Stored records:
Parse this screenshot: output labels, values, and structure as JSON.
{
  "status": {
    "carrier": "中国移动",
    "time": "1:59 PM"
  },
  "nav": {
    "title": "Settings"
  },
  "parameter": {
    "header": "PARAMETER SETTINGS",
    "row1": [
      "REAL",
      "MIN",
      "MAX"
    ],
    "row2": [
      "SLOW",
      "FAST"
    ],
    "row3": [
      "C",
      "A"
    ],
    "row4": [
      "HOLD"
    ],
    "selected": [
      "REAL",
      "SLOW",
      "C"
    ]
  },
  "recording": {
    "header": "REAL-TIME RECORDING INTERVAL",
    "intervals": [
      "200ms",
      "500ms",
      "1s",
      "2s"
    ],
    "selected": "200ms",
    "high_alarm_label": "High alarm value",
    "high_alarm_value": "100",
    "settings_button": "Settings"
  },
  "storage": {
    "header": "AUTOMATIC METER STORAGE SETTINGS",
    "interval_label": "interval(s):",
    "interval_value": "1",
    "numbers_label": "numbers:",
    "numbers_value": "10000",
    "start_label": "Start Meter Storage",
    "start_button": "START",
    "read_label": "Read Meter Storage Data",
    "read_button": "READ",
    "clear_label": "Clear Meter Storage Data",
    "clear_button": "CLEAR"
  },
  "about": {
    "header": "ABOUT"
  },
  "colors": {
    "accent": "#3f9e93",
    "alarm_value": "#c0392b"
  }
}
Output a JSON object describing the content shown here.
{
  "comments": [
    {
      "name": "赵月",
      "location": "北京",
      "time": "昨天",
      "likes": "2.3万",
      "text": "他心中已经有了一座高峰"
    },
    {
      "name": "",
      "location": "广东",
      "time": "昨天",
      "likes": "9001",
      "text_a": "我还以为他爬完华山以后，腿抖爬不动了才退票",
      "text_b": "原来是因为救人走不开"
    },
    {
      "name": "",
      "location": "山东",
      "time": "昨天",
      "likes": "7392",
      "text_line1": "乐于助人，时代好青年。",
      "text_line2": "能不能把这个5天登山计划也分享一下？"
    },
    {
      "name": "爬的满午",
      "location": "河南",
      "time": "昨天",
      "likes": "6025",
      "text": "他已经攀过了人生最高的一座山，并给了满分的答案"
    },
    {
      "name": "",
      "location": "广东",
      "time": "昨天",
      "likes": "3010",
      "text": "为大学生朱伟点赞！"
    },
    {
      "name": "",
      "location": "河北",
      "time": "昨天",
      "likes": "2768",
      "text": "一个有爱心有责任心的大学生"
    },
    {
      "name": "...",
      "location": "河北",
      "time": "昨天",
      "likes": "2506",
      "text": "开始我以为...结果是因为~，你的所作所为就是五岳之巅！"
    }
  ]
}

Work required: Write out the data again, exactly and in full.

Task result:
Parse this screenshot: output labels, values, and structure as JSON.
{
  "status": {
    "carrier": "中国移动",
    "time": "1:59 PM"
  },
  "nav": {
    "title": "Settings"
  },
  "parameter": {
    "header": "PARAMETER SETTINGS",
    "row1": [
      "REAL",
      "MIN",
      "MAX"
    ],
    "row2": [
      "SLOW",
      "FAST"
    ],
    "row3": [
      "C",
      "A"
    ],
    "row4": [
      "HOLD"
    ],
    "selected": [
      "REAL",
      "SLOW",
      "C"
    ]
  },
  "recording": {
    "header": "REAL-TIME RECORDING INTERVAL",
    "intervals": [
      "200ms",
      "500ms",
      "1s",
      "2s"
    ],
    "selected": "200ms",
    "high_alarm_label": "High alarm value",
    "high_alarm_value": "100",
    "settings_button": "Settings"
  },
  "storage": {
    "header": "AUTOMATIC METER STORAGE SETTINGS",
    "interval_label": "interval(s):",
    "interval_value": "1",
    "numbers_label": "numbers:",
    "numbers_value": "10000",
    "start_label": "Start Meter Storage",
    "start_button": "START",
    "read_label": "Read Meter Storage Data",
    "read_button": "READ",
    "clear_label": "Clear Meter Storage Data",
    "clear_button": "CLEAR"
  },
  "about": {
    "header": "ABOUT"
  },
  "colors": {
    "accent": "#3f9e93",
    "alarm_value": "#c0392b"
  }
}
Output a JSON object describing the content shown here.
{
  "comments": [
    {
      "name": "赵月",
      "location": "北京",
      "time": "昨天",
      "likes": "2.3万",
      "text": "他心中已经有了一座高峰"
    },
    {
      "name": "",
      "location": "广东",
      "time": "昨天",
      "likes": "9001",
      "text_a": "我还以为他爬完华山以后，腿抖爬不动了才退票",
      "text_b": "原来是因为救人走不开"
    },
    {
      "name": "",
      "location": "山东",
      "time": "昨天",
      "likes": "7392",
      "text_line1": "乐于助人，时代好青年。",
      "text_line2": "能不能把这个5天登山计划也分享一下？"
    },
    {
      "name": "爬的满午",
      "location": "河南",
      "time": "昨天",
      "likes": "6025",
      "text": "他已经攀过了人生最高的一座山，并给了满分的答案"
    },
    {
      "name": "",
      "location": "广东",
      "time": "昨天",
      "likes": "3010",
      "text": "为大学生朱伟点赞！"
    },
    {
      "name": "",
      "location": "河北",
      "time": "昨天",
      "likes": "2768",
      "text": "一个有爱心有责任心的大学生"
    },
    {
      "name": "...",
      "location": "河北",
      "time": "昨天",
      "likes": "2506",
      "text": "开始我以为...结果是因为~，你的所作所为就是五岳之巅！"
    }
  ]
}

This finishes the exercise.